## Your instructions
Every entry below should be printed exactly, without its images.

## Listed records
## Begin

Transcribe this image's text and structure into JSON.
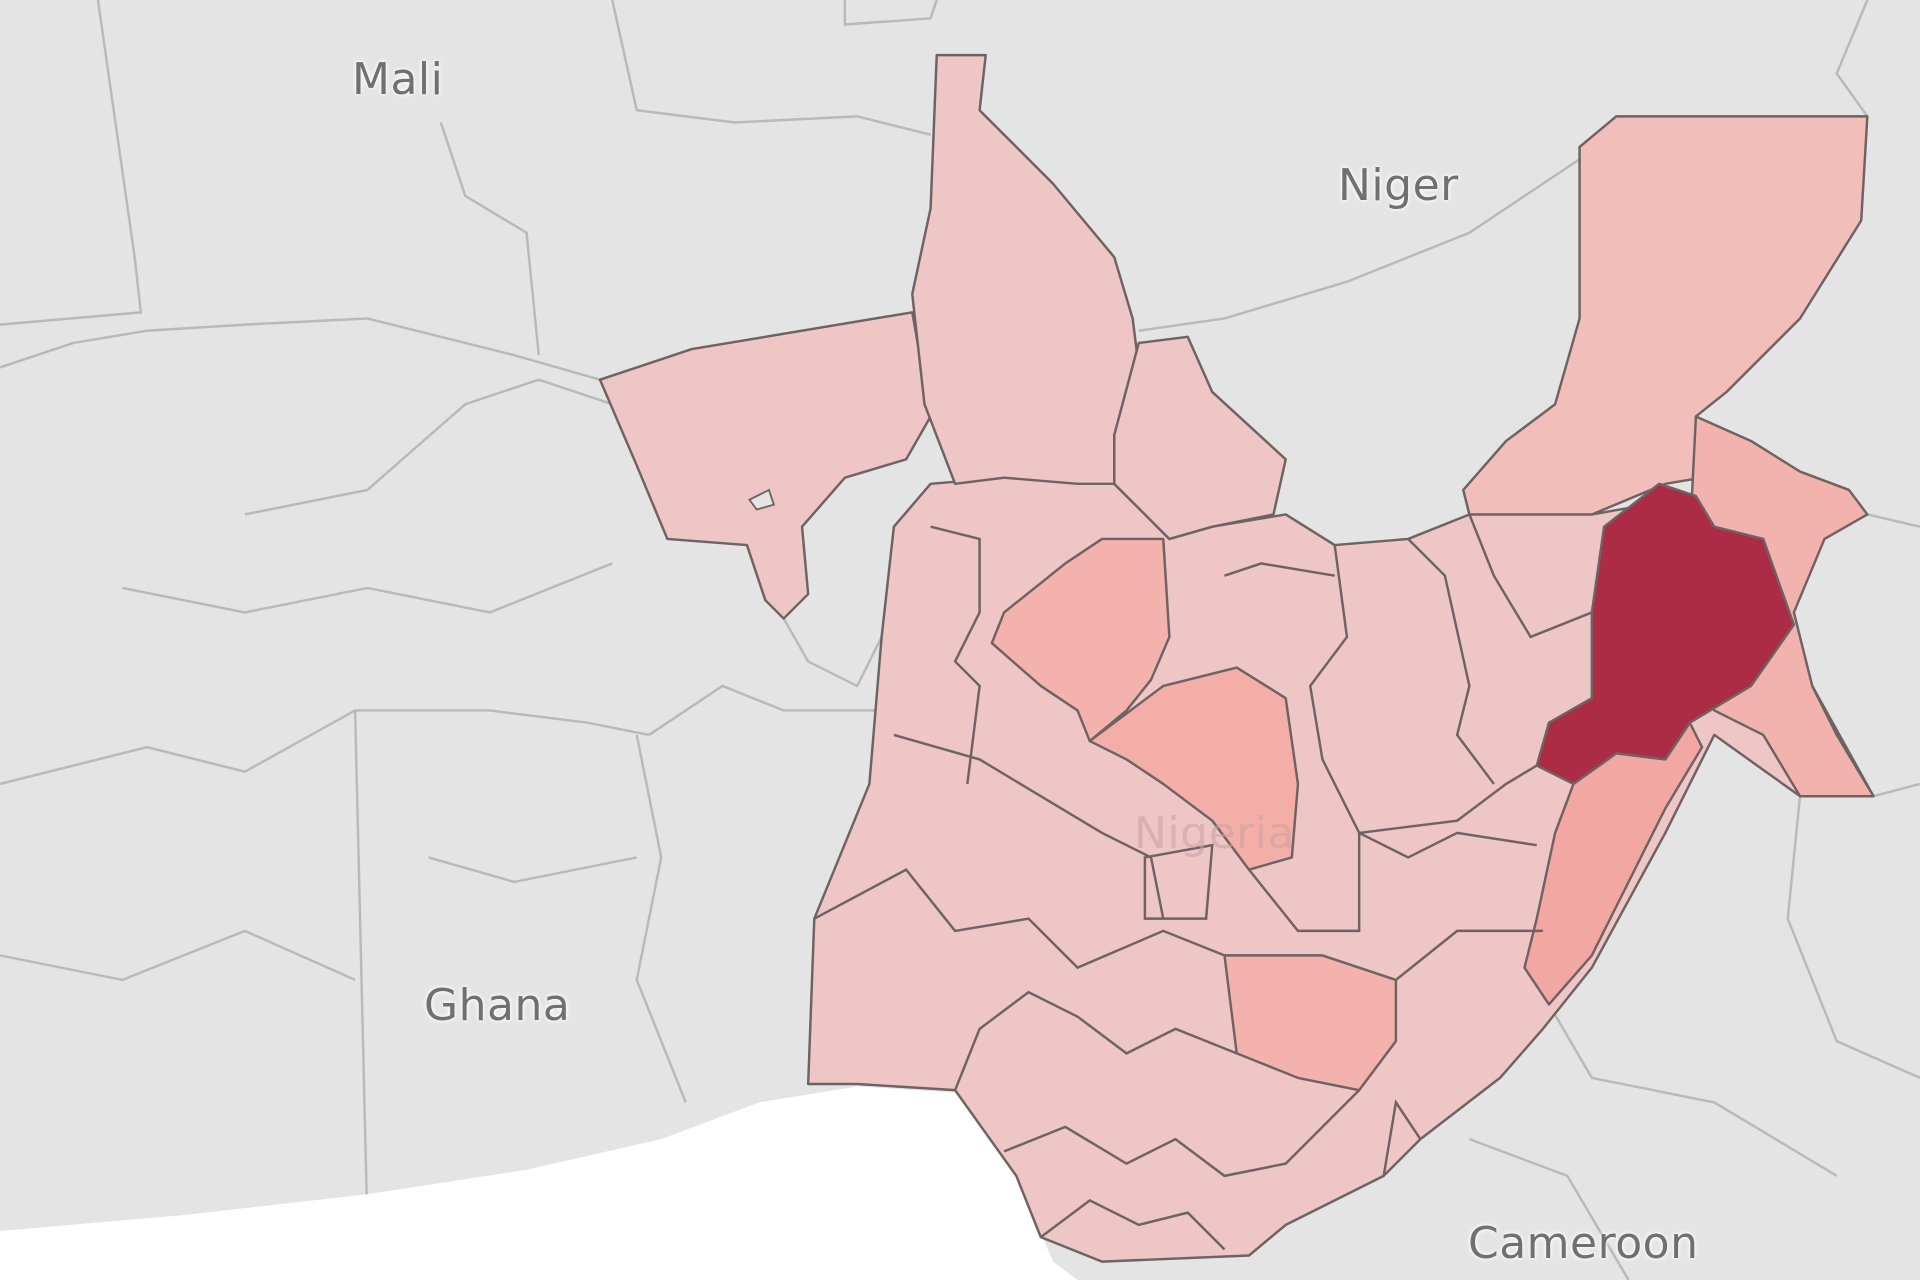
{
  "map": {
    "country_labels": [
      "Mali",
      "Niger",
      "Ghana",
      "Cameroon",
      "Nigeria"
    ],
    "colors": {
      "background_land": "#e4e4e4",
      "ocean": "#ffffff",
      "border_other": "#b8b8b8",
      "border_states": "#6e6262",
      "fill_low": "#efc6c6",
      "fill_mid": "#f4b2ad",
      "fill_high": "#f2a7a2",
      "fill_max": "#ac2b45"
    },
    "highlighted_region": "northeast Nigeria (darkest state)"
  }
}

## End

## Response to this exercise
Transcribe this image's text and structure into JSON.
{
  "map": {
    "country_labels": [
      "Mali",
      "Niger",
      "Ghana",
      "Cameroon",
      "Nigeria"
    ],
    "colors": {
      "background_land": "#e4e4e4",
      "ocean": "#ffffff",
      "border_other": "#b8b8b8",
      "border_states": "#6e6262",
      "fill_low": "#efc6c6",
      "fill_mid": "#f4b2ad",
      "fill_high": "#f2a7a2",
      "fill_max": "#ac2b45"
    },
    "highlighted_region": "northeast Nigeria (darkest state)"
  }
}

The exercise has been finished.